Task to carry out: Look for "subtitle" in the listing below. Gather each line that contains it.

Material:
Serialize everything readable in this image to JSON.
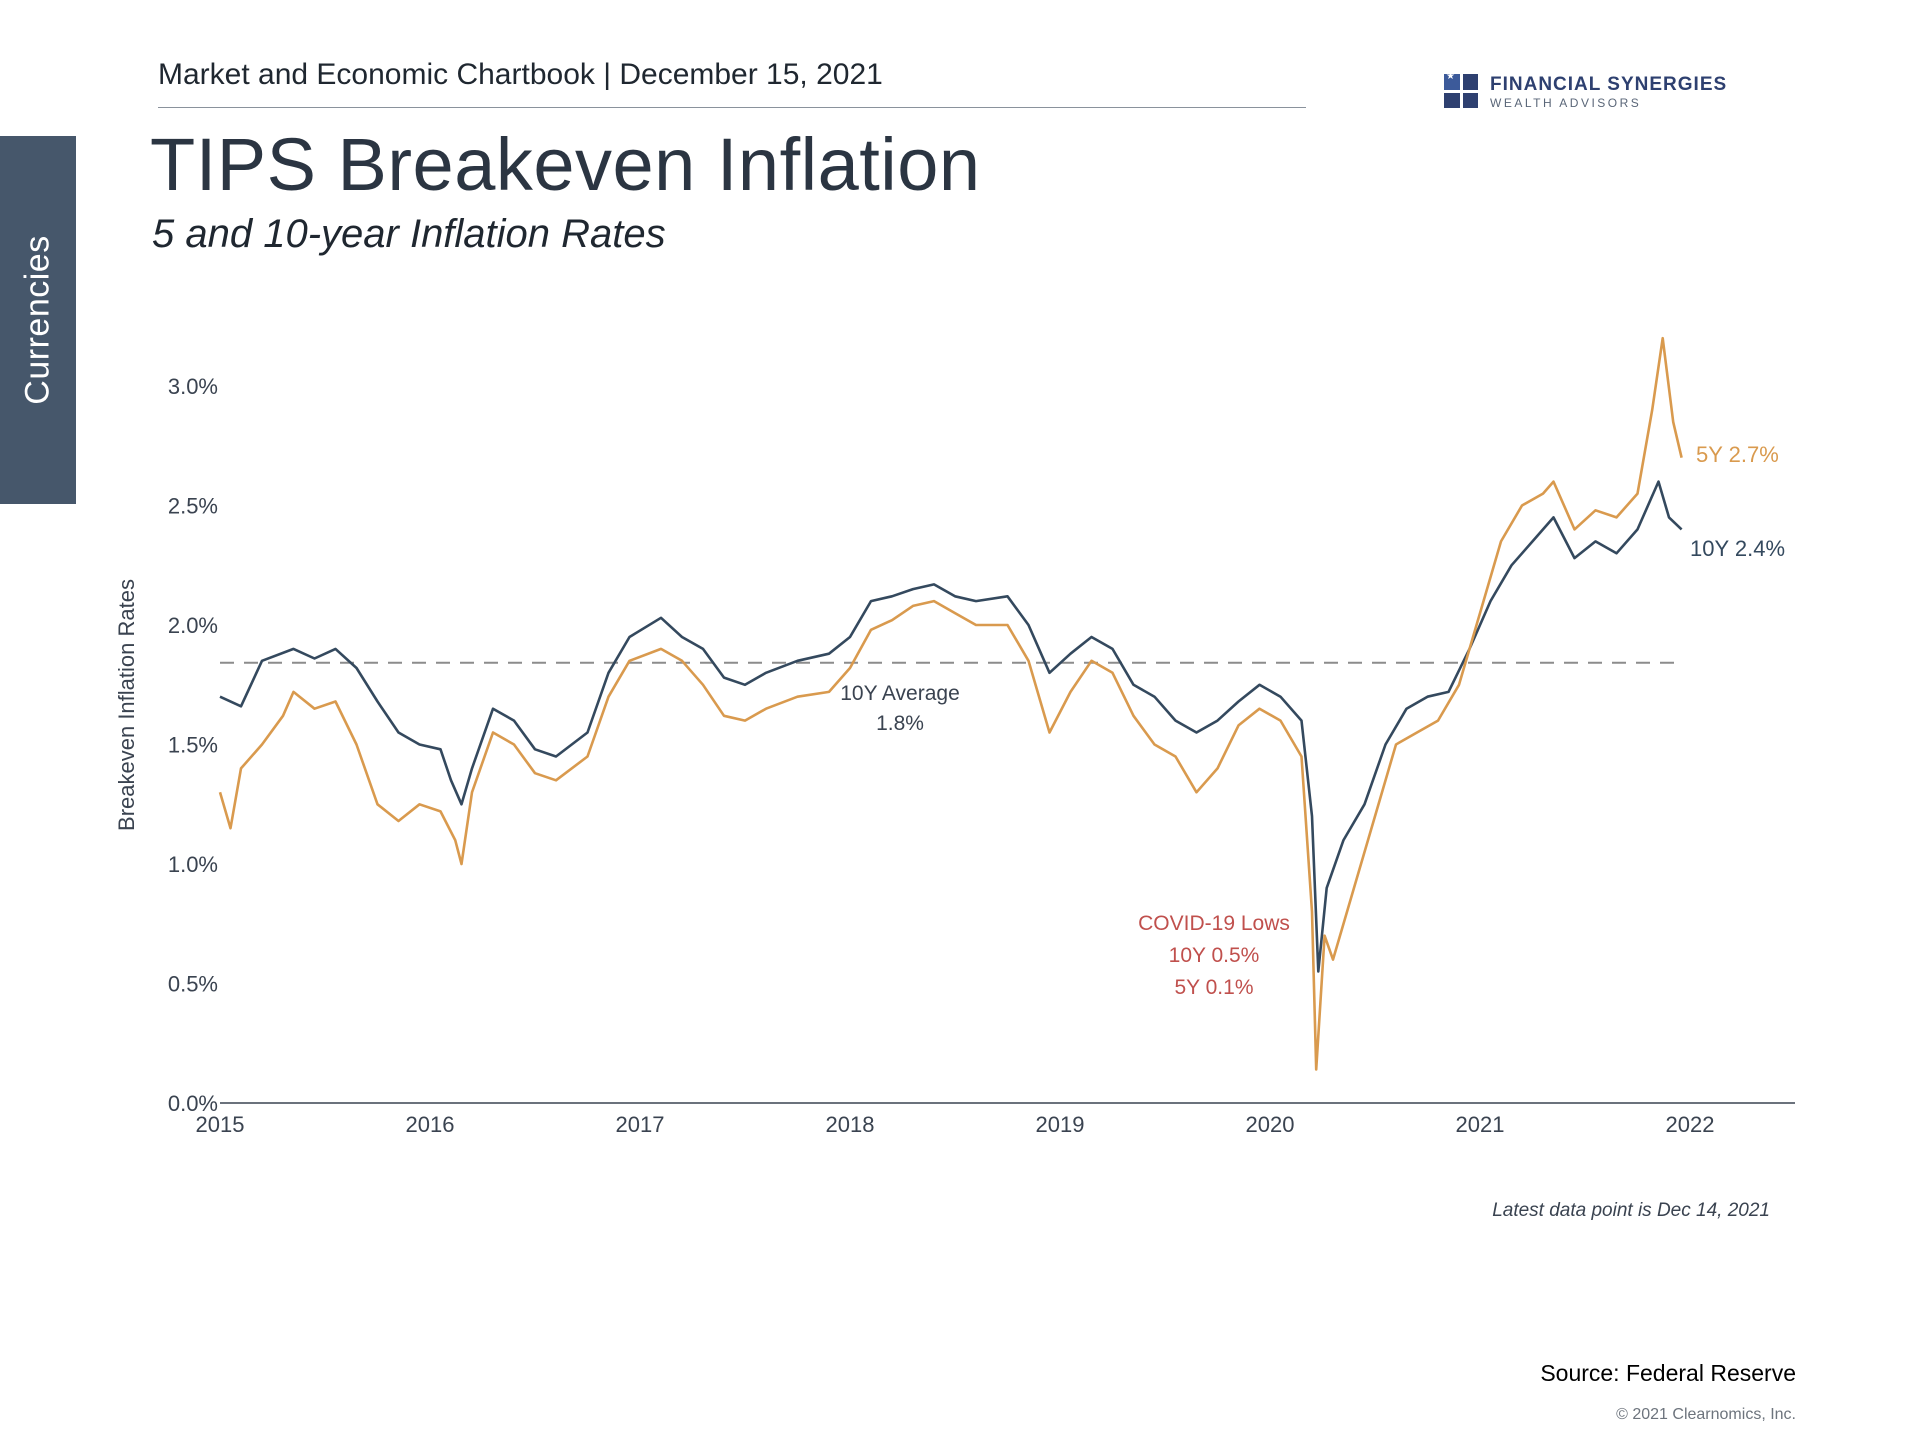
{
  "side_tab": {
    "label": "Currencies"
  },
  "header": {
    "breadcrumb": "Market and Economic Chartbook | December 15, 2021",
    "title": "TIPS Breakeven Inflation",
    "subtitle": "5 and 10-year Inflation Rates"
  },
  "logo": {
    "name": "FINANCIAL SYNERGIES",
    "tagline": "WEALTH ADVISORS",
    "icon": "flag-grid-logo-icon"
  },
  "colors": {
    "ten_year": "#34495e",
    "five_year": "#d99a4e",
    "covid": "#c0504d",
    "average": "#8c8c8c",
    "sidebar": "#46576b"
  },
  "chart_data": {
    "type": "line",
    "title": "TIPS Breakeven Inflation",
    "subtitle": "5 and 10-year Inflation Rates",
    "xlabel": "",
    "ylabel": "Breakeven Inflation Rates",
    "xlim": [
      2015,
      2022.5
    ],
    "ylim": [
      0,
      3.0
    ],
    "y_ticks": [
      "0.0%",
      "0.5%",
      "1.0%",
      "1.5%",
      "2.0%",
      "2.5%",
      "3.0%"
    ],
    "x_ticks": [
      "2015",
      "2016",
      "2017",
      "2018",
      "2019",
      "2020",
      "2021",
      "2022"
    ],
    "series": [
      {
        "name": "10Y",
        "end_label": "10Y 2.4%",
        "points": [
          [
            2015.0,
            1.7
          ],
          [
            2015.1,
            1.66
          ],
          [
            2015.2,
            1.85
          ],
          [
            2015.35,
            1.9
          ],
          [
            2015.45,
            1.86
          ],
          [
            2015.55,
            1.9
          ],
          [
            2015.65,
            1.82
          ],
          [
            2015.75,
            1.68
          ],
          [
            2015.85,
            1.55
          ],
          [
            2015.95,
            1.5
          ],
          [
            2016.05,
            1.48
          ],
          [
            2016.1,
            1.35
          ],
          [
            2016.15,
            1.25
          ],
          [
            2016.2,
            1.4
          ],
          [
            2016.3,
            1.65
          ],
          [
            2016.4,
            1.6
          ],
          [
            2016.5,
            1.48
          ],
          [
            2016.6,
            1.45
          ],
          [
            2016.75,
            1.55
          ],
          [
            2016.85,
            1.8
          ],
          [
            2016.95,
            1.95
          ],
          [
            2017.1,
            2.03
          ],
          [
            2017.2,
            1.95
          ],
          [
            2017.3,
            1.9
          ],
          [
            2017.4,
            1.78
          ],
          [
            2017.5,
            1.75
          ],
          [
            2017.6,
            1.8
          ],
          [
            2017.75,
            1.85
          ],
          [
            2017.9,
            1.88
          ],
          [
            2018.0,
            1.95
          ],
          [
            2018.1,
            2.1
          ],
          [
            2018.2,
            2.12
          ],
          [
            2018.3,
            2.15
          ],
          [
            2018.4,
            2.17
          ],
          [
            2018.5,
            2.12
          ],
          [
            2018.6,
            2.1
          ],
          [
            2018.75,
            2.12
          ],
          [
            2018.85,
            2.0
          ],
          [
            2018.95,
            1.8
          ],
          [
            2019.05,
            1.88
          ],
          [
            2019.15,
            1.95
          ],
          [
            2019.25,
            1.9
          ],
          [
            2019.35,
            1.75
          ],
          [
            2019.45,
            1.7
          ],
          [
            2019.55,
            1.6
          ],
          [
            2019.65,
            1.55
          ],
          [
            2019.75,
            1.6
          ],
          [
            2019.85,
            1.68
          ],
          [
            2019.95,
            1.75
          ],
          [
            2020.05,
            1.7
          ],
          [
            2020.15,
            1.6
          ],
          [
            2020.2,
            1.2
          ],
          [
            2020.23,
            0.55
          ],
          [
            2020.27,
            0.9
          ],
          [
            2020.35,
            1.1
          ],
          [
            2020.45,
            1.25
          ],
          [
            2020.55,
            1.5
          ],
          [
            2020.65,
            1.65
          ],
          [
            2020.75,
            1.7
          ],
          [
            2020.85,
            1.72
          ],
          [
            2020.95,
            1.9
          ],
          [
            2021.05,
            2.1
          ],
          [
            2021.15,
            2.25
          ],
          [
            2021.25,
            2.35
          ],
          [
            2021.35,
            2.45
          ],
          [
            2021.45,
            2.28
          ],
          [
            2021.55,
            2.35
          ],
          [
            2021.65,
            2.3
          ],
          [
            2021.75,
            2.4
          ],
          [
            2021.85,
            2.6
          ],
          [
            2021.9,
            2.45
          ],
          [
            2021.96,
            2.4
          ]
        ]
      },
      {
        "name": "5Y",
        "end_label": "5Y 2.7%",
        "points": [
          [
            2015.0,
            1.3
          ],
          [
            2015.05,
            1.15
          ],
          [
            2015.1,
            1.4
          ],
          [
            2015.2,
            1.5
          ],
          [
            2015.3,
            1.62
          ],
          [
            2015.35,
            1.72
          ],
          [
            2015.45,
            1.65
          ],
          [
            2015.55,
            1.68
          ],
          [
            2015.65,
            1.5
          ],
          [
            2015.75,
            1.25
          ],
          [
            2015.85,
            1.18
          ],
          [
            2015.95,
            1.25
          ],
          [
            2016.05,
            1.22
          ],
          [
            2016.12,
            1.1
          ],
          [
            2016.15,
            1.0
          ],
          [
            2016.2,
            1.3
          ],
          [
            2016.3,
            1.55
          ],
          [
            2016.4,
            1.5
          ],
          [
            2016.5,
            1.38
          ],
          [
            2016.6,
            1.35
          ],
          [
            2016.75,
            1.45
          ],
          [
            2016.85,
            1.7
          ],
          [
            2016.95,
            1.85
          ],
          [
            2017.1,
            1.9
          ],
          [
            2017.2,
            1.85
          ],
          [
            2017.3,
            1.75
          ],
          [
            2017.4,
            1.62
          ],
          [
            2017.5,
            1.6
          ],
          [
            2017.6,
            1.65
          ],
          [
            2017.75,
            1.7
          ],
          [
            2017.9,
            1.72
          ],
          [
            2018.0,
            1.82
          ],
          [
            2018.1,
            1.98
          ],
          [
            2018.2,
            2.02
          ],
          [
            2018.3,
            2.08
          ],
          [
            2018.4,
            2.1
          ],
          [
            2018.5,
            2.05
          ],
          [
            2018.6,
            2.0
          ],
          [
            2018.75,
            2.0
          ],
          [
            2018.85,
            1.85
          ],
          [
            2018.95,
            1.55
          ],
          [
            2019.05,
            1.72
          ],
          [
            2019.15,
            1.85
          ],
          [
            2019.25,
            1.8
          ],
          [
            2019.35,
            1.62
          ],
          [
            2019.45,
            1.5
          ],
          [
            2019.55,
            1.45
          ],
          [
            2019.65,
            1.3
          ],
          [
            2019.75,
            1.4
          ],
          [
            2019.85,
            1.58
          ],
          [
            2019.95,
            1.65
          ],
          [
            2020.05,
            1.6
          ],
          [
            2020.15,
            1.45
          ],
          [
            2020.2,
            0.8
          ],
          [
            2020.22,
            0.14
          ],
          [
            2020.26,
            0.7
          ],
          [
            2020.3,
            0.6
          ],
          [
            2020.4,
            0.9
          ],
          [
            2020.5,
            1.2
          ],
          [
            2020.6,
            1.5
          ],
          [
            2020.7,
            1.55
          ],
          [
            2020.8,
            1.6
          ],
          [
            2020.9,
            1.75
          ],
          [
            2021.0,
            2.05
          ],
          [
            2021.1,
            2.35
          ],
          [
            2021.2,
            2.5
          ],
          [
            2021.3,
            2.55
          ],
          [
            2021.35,
            2.6
          ],
          [
            2021.45,
            2.4
          ],
          [
            2021.55,
            2.48
          ],
          [
            2021.65,
            2.45
          ],
          [
            2021.75,
            2.55
          ],
          [
            2021.82,
            2.9
          ],
          [
            2021.87,
            3.2
          ],
          [
            2021.92,
            2.85
          ],
          [
            2021.96,
            2.7
          ]
        ]
      }
    ],
    "annotations": {
      "average_label": "10Y Average",
      "average_value_label": "1.8%",
      "average_value": 1.8,
      "covid_title": "COVID-19 Lows",
      "covid_10y": "10Y 0.5%",
      "covid_5y": "5Y 0.1%"
    }
  },
  "footer": {
    "note": "Latest data point is Dec 14, 2021",
    "source": "Source: Federal Reserve",
    "copyright": "© 2021 Clearnomics, Inc."
  }
}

Exercise output:
    "subtitle": "5 and 10-year Inflation Rates"
    "subtitle": "5 and 10-year Inflation Rates",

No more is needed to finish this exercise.